**YOUR GOAL:** All material below is to be reproduced exactly.

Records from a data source

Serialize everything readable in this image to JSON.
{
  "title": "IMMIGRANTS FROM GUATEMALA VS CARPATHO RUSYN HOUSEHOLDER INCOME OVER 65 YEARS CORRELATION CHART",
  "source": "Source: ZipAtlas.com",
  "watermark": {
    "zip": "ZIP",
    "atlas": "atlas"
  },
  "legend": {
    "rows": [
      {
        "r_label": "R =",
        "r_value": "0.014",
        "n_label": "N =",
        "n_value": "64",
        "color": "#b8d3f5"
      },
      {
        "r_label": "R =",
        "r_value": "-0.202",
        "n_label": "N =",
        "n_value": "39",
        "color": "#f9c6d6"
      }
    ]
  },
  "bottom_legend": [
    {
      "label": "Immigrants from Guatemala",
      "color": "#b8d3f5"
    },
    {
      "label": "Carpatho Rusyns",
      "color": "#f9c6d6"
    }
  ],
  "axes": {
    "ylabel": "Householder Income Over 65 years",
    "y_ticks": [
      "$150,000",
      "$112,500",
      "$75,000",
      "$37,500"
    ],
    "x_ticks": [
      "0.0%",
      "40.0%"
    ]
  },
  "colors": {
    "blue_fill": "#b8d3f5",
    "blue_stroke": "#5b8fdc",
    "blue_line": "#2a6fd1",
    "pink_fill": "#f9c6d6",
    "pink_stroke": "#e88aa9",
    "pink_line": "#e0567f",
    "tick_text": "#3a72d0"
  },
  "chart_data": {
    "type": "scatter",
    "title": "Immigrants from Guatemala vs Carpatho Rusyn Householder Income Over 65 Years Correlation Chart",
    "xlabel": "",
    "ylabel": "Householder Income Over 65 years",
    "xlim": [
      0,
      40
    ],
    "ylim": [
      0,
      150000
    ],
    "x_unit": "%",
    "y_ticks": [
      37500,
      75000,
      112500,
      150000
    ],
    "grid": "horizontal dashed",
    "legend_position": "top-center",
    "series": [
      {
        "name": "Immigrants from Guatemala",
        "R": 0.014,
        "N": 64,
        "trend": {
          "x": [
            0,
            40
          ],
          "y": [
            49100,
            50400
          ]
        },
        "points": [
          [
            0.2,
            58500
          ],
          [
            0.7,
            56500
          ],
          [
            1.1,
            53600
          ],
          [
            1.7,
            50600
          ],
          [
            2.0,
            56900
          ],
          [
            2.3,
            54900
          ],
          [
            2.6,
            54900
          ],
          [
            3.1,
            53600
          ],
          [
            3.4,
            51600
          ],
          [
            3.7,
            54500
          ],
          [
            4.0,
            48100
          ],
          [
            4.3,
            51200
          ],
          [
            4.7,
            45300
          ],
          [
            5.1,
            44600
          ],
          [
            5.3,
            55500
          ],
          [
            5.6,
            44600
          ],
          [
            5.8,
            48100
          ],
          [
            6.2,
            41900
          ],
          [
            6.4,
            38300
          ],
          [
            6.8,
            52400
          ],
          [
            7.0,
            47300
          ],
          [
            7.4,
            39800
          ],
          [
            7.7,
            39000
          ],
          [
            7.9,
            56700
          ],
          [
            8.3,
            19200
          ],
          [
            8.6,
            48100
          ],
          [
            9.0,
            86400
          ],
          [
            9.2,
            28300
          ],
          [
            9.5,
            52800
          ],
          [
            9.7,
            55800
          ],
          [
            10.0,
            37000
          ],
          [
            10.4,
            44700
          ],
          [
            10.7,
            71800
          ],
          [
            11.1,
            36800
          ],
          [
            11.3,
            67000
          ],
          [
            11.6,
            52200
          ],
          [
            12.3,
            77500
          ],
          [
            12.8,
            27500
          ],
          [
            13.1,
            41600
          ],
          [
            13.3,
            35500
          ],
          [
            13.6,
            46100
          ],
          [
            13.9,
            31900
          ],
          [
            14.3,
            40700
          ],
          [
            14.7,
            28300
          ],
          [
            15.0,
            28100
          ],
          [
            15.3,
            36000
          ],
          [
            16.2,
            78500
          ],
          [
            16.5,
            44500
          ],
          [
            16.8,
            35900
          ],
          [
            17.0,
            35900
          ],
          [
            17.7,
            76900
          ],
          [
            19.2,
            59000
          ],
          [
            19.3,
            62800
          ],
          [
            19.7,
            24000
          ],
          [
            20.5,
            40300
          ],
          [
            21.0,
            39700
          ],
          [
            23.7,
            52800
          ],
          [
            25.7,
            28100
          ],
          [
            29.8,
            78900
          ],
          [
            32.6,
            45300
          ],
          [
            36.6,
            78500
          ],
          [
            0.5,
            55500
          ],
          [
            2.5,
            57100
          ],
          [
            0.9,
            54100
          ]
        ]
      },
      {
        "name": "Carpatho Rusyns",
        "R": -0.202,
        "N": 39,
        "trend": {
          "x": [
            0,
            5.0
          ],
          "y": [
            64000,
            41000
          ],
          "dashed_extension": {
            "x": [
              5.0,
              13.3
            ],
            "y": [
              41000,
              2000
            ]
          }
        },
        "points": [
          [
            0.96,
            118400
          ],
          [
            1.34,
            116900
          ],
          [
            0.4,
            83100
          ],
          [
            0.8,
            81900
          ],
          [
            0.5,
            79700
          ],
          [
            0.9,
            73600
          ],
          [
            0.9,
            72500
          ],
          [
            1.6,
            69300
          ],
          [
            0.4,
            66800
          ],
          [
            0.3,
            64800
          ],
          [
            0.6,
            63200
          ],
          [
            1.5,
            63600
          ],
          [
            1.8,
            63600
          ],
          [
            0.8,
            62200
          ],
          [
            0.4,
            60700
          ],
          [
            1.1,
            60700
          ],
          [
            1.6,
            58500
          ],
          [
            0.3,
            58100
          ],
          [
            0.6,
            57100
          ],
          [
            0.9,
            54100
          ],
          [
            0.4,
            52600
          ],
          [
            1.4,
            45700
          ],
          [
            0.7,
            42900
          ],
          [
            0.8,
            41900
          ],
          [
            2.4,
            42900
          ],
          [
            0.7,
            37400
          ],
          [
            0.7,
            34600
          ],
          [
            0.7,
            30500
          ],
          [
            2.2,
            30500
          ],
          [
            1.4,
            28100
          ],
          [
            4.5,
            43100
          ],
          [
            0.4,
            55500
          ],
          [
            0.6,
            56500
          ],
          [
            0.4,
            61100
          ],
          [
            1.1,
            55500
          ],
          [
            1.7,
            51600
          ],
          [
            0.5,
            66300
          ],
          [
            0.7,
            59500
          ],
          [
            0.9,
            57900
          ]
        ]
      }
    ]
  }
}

**ANSWER TO THE PROBLEM:**
Serialize everything readable in this image to JSON.
{
  "title": "IMMIGRANTS FROM GUATEMALA VS CARPATHO RUSYN HOUSEHOLDER INCOME OVER 65 YEARS CORRELATION CHART",
  "source": "Source: ZipAtlas.com",
  "watermark": {
    "zip": "ZIP",
    "atlas": "atlas"
  },
  "legend": {
    "rows": [
      {
        "r_label": "R =",
        "r_value": "0.014",
        "n_label": "N =",
        "n_value": "64",
        "color": "#b8d3f5"
      },
      {
        "r_label": "R =",
        "r_value": "-0.202",
        "n_label": "N =",
        "n_value": "39",
        "color": "#f9c6d6"
      }
    ]
  },
  "bottom_legend": [
    {
      "label": "Immigrants from Guatemala",
      "color": "#b8d3f5"
    },
    {
      "label": "Carpatho Rusyns",
      "color": "#f9c6d6"
    }
  ],
  "axes": {
    "ylabel": "Householder Income Over 65 years",
    "y_ticks": [
      "$150,000",
      "$112,500",
      "$75,000",
      "$37,500"
    ],
    "x_ticks": [
      "0.0%",
      "40.0%"
    ]
  },
  "colors": {
    "blue_fill": "#b8d3f5",
    "blue_stroke": "#5b8fdc",
    "blue_line": "#2a6fd1",
    "pink_fill": "#f9c6d6",
    "pink_stroke": "#e88aa9",
    "pink_line": "#e0567f",
    "tick_text": "#3a72d0"
  },
  "chart_data": {
    "type": "scatter",
    "title": "Immigrants from Guatemala vs Carpatho Rusyn Householder Income Over 65 Years Correlation Chart",
    "xlabel": "",
    "ylabel": "Householder Income Over 65 years",
    "xlim": [
      0,
      40
    ],
    "ylim": [
      0,
      150000
    ],
    "x_unit": "%",
    "y_ticks": [
      37500,
      75000,
      112500,
      150000
    ],
    "grid": "horizontal dashed",
    "legend_position": "top-center",
    "series": [
      {
        "name": "Immigrants from Guatemala",
        "R": 0.014,
        "N": 64,
        "trend": {
          "x": [
            0,
            40
          ],
          "y": [
            49100,
            50400
          ]
        },
        "points": [
          [
            0.2,
            58500
          ],
          [
            0.7,
            56500
          ],
          [
            1.1,
            53600
          ],
          [
            1.7,
            50600
          ],
          [
            2.0,
            56900
          ],
          [
            2.3,
            54900
          ],
          [
            2.6,
            54900
          ],
          [
            3.1,
            53600
          ],
          [
            3.4,
            51600
          ],
          [
            3.7,
            54500
          ],
          [
            4.0,
            48100
          ],
          [
            4.3,
            51200
          ],
          [
            4.7,
            45300
          ],
          [
            5.1,
            44600
          ],
          [
            5.3,
            55500
          ],
          [
            5.6,
            44600
          ],
          [
            5.8,
            48100
          ],
          [
            6.2,
            41900
          ],
          [
            6.4,
            38300
          ],
          [
            6.8,
            52400
          ],
          [
            7.0,
            47300
          ],
          [
            7.4,
            39800
          ],
          [
            7.7,
            39000
          ],
          [
            7.9,
            56700
          ],
          [
            8.3,
            19200
          ],
          [
            8.6,
            48100
          ],
          [
            9.0,
            86400
          ],
          [
            9.2,
            28300
          ],
          [
            9.5,
            52800
          ],
          [
            9.7,
            55800
          ],
          [
            10.0,
            37000
          ],
          [
            10.4,
            44700
          ],
          [
            10.7,
            71800
          ],
          [
            11.1,
            36800
          ],
          [
            11.3,
            67000
          ],
          [
            11.6,
            52200
          ],
          [
            12.3,
            77500
          ],
          [
            12.8,
            27500
          ],
          [
            13.1,
            41600
          ],
          [
            13.3,
            35500
          ],
          [
            13.6,
            46100
          ],
          [
            13.9,
            31900
          ],
          [
            14.3,
            40700
          ],
          [
            14.7,
            28300
          ],
          [
            15.0,
            28100
          ],
          [
            15.3,
            36000
          ],
          [
            16.2,
            78500
          ],
          [
            16.5,
            44500
          ],
          [
            16.8,
            35900
          ],
          [
            17.0,
            35900
          ],
          [
            17.7,
            76900
          ],
          [
            19.2,
            59000
          ],
          [
            19.3,
            62800
          ],
          [
            19.7,
            24000
          ],
          [
            20.5,
            40300
          ],
          [
            21.0,
            39700
          ],
          [
            23.7,
            52800
          ],
          [
            25.7,
            28100
          ],
          [
            29.8,
            78900
          ],
          [
            32.6,
            45300
          ],
          [
            36.6,
            78500
          ],
          [
            0.5,
            55500
          ],
          [
            2.5,
            57100
          ],
          [
            0.9,
            54100
          ]
        ]
      },
      {
        "name": "Carpatho Rusyns",
        "R": -0.202,
        "N": 39,
        "trend": {
          "x": [
            0,
            5.0
          ],
          "y": [
            64000,
            41000
          ],
          "dashed_extension": {
            "x": [
              5.0,
              13.3
            ],
            "y": [
              41000,
              2000
            ]
          }
        },
        "points": [
          [
            0.96,
            118400
          ],
          [
            1.34,
            116900
          ],
          [
            0.4,
            83100
          ],
          [
            0.8,
            81900
          ],
          [
            0.5,
            79700
          ],
          [
            0.9,
            73600
          ],
          [
            0.9,
            72500
          ],
          [
            1.6,
            69300
          ],
          [
            0.4,
            66800
          ],
          [
            0.3,
            64800
          ],
          [
            0.6,
            63200
          ],
          [
            1.5,
            63600
          ],
          [
            1.8,
            63600
          ],
          [
            0.8,
            62200
          ],
          [
            0.4,
            60700
          ],
          [
            1.1,
            60700
          ],
          [
            1.6,
            58500
          ],
          [
            0.3,
            58100
          ],
          [
            0.6,
            57100
          ],
          [
            0.9,
            54100
          ],
          [
            0.4,
            52600
          ],
          [
            1.4,
            45700
          ],
          [
            0.7,
            42900
          ],
          [
            0.8,
            41900
          ],
          [
            2.4,
            42900
          ],
          [
            0.7,
            37400
          ],
          [
            0.7,
            34600
          ],
          [
            0.7,
            30500
          ],
          [
            2.2,
            30500
          ],
          [
            1.4,
            28100
          ],
          [
            4.5,
            43100
          ],
          [
            0.4,
            55500
          ],
          [
            0.6,
            56500
          ],
          [
            0.4,
            61100
          ],
          [
            1.1,
            55500
          ],
          [
            1.7,
            51600
          ],
          [
            0.5,
            66300
          ],
          [
            0.7,
            59500
          ],
          [
            0.9,
            57900
          ]
        ]
      }
    ]
  }
}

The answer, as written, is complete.